The request>
Go through the material below, count the lines with the word "pameran", and reply with the count alone.

— BEGIN Provided entries —

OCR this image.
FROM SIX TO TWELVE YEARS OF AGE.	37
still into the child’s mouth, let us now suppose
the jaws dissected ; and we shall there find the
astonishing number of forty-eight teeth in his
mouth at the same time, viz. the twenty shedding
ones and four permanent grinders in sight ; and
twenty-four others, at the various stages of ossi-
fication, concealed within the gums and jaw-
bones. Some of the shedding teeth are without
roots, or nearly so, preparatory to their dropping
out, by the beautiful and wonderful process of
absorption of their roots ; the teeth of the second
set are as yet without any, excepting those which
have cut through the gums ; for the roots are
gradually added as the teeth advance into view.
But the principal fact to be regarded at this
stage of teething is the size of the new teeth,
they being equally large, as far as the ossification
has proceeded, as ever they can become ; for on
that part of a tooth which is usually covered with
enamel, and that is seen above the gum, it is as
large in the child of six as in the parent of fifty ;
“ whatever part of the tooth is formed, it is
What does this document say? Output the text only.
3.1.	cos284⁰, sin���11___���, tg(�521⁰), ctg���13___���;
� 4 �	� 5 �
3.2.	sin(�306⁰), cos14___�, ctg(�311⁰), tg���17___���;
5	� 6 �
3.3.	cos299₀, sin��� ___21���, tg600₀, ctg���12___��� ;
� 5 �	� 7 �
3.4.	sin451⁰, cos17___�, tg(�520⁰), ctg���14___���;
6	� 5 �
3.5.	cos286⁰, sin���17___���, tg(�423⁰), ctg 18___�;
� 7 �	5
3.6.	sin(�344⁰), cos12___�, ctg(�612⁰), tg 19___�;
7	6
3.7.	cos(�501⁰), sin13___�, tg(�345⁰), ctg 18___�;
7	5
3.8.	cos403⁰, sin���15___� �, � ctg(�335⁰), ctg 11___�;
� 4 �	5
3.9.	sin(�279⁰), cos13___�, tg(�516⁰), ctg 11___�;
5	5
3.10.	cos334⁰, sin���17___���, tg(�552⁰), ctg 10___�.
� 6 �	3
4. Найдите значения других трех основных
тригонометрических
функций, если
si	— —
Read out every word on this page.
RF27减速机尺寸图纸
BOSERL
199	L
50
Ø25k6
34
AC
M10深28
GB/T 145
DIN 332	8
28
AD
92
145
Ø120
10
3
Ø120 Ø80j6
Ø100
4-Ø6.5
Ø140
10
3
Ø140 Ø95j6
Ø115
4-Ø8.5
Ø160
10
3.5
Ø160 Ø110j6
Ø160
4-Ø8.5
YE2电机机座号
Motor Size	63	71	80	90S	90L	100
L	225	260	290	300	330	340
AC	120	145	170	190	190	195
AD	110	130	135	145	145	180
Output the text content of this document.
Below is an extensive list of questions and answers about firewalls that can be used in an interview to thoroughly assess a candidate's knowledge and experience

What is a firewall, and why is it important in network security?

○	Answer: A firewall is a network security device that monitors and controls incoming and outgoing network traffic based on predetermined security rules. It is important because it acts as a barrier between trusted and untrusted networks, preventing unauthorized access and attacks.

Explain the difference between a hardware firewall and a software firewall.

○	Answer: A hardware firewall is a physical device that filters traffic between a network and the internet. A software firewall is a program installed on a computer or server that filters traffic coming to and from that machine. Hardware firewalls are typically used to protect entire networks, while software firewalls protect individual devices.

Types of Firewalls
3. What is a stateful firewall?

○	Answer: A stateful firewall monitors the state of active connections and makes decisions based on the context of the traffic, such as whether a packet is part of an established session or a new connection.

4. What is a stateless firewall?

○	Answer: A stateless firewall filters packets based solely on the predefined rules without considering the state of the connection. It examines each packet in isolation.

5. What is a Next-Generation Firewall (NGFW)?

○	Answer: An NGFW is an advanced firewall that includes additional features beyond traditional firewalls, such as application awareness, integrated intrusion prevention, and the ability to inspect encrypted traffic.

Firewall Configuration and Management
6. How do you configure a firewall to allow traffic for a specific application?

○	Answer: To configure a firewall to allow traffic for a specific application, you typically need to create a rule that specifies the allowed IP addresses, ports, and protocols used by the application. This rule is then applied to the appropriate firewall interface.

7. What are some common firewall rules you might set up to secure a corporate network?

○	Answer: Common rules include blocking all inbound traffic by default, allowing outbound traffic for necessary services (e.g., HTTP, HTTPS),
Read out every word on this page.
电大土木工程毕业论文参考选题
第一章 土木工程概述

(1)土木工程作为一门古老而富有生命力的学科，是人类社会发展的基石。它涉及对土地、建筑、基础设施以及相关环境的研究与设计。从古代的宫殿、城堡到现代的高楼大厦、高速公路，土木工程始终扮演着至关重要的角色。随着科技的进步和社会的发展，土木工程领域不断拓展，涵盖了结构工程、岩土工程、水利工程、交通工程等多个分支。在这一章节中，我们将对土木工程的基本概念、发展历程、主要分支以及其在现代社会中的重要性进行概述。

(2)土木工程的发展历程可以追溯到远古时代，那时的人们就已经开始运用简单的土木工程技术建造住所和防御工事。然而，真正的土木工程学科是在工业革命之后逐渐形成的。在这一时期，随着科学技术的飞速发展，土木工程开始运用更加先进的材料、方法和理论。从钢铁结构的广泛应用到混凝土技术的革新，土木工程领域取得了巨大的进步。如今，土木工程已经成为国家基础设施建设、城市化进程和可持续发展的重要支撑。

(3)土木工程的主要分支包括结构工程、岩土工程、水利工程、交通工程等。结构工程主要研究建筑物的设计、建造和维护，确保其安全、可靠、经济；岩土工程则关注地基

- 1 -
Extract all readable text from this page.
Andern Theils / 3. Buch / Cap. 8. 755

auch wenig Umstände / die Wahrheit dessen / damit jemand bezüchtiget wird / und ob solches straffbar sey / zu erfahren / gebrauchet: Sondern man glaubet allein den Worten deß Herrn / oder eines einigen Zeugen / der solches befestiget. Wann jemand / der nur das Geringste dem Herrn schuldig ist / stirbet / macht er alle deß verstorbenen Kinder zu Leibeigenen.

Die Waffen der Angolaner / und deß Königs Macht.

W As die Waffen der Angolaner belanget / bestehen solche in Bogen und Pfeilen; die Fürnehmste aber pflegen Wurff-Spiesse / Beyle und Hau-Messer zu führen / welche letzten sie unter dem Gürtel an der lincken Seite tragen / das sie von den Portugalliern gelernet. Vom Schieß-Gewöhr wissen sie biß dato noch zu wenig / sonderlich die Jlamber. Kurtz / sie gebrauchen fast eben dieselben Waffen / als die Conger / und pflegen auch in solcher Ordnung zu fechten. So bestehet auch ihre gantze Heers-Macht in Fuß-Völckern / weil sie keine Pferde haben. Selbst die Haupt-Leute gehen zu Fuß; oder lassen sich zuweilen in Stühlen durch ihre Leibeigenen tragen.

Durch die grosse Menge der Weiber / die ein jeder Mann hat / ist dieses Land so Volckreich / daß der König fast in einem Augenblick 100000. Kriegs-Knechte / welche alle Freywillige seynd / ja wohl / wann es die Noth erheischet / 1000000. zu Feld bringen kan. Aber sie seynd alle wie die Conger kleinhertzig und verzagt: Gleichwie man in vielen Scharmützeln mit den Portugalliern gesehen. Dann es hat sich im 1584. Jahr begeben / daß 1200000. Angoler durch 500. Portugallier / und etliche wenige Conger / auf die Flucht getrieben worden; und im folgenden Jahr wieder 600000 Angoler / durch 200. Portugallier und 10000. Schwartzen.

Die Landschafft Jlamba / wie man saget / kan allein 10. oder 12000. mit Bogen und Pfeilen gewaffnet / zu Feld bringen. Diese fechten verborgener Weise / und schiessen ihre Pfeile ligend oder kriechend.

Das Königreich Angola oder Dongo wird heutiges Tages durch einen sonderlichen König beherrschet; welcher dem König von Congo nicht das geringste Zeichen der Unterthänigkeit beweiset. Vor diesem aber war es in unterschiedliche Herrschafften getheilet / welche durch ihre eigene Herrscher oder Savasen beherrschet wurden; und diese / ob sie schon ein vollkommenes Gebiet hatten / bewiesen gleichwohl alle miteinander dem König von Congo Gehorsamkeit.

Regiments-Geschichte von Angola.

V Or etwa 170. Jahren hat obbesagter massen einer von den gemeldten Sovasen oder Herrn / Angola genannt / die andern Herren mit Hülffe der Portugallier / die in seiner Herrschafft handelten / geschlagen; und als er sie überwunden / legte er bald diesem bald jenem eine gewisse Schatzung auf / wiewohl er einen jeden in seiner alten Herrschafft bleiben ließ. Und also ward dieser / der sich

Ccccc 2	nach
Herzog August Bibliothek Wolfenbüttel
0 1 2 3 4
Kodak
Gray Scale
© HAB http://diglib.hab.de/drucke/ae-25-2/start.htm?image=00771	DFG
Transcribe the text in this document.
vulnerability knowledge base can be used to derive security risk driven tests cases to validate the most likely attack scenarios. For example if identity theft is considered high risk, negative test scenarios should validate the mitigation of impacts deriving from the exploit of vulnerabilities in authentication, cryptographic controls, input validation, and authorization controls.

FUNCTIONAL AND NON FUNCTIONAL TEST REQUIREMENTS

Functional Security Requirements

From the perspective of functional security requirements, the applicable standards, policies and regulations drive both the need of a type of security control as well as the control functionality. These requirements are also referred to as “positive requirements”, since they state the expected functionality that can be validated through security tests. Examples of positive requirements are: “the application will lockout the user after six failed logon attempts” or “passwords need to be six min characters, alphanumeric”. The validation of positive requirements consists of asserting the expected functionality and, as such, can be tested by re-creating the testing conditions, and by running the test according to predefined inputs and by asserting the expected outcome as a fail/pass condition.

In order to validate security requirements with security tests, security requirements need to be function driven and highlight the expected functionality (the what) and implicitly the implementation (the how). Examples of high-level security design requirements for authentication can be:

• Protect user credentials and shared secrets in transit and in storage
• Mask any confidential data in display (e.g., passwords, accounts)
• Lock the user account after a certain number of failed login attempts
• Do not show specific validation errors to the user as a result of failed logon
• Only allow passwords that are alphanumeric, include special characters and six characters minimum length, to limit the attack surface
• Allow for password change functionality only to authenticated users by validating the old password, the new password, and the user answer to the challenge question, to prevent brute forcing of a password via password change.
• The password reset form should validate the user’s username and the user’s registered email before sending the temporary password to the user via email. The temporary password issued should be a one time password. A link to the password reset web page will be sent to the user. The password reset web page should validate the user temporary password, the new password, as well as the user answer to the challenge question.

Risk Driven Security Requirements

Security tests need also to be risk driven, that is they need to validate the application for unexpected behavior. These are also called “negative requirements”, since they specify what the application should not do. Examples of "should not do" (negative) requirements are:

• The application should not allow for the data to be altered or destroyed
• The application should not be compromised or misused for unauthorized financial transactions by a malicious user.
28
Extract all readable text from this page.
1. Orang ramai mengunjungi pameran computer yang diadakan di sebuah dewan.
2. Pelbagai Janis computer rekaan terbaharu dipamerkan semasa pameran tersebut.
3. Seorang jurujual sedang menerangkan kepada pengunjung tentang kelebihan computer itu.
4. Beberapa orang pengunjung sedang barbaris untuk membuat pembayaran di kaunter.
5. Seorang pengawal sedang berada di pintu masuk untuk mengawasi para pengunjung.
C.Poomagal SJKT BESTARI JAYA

— END Provided entries —

Result below>
2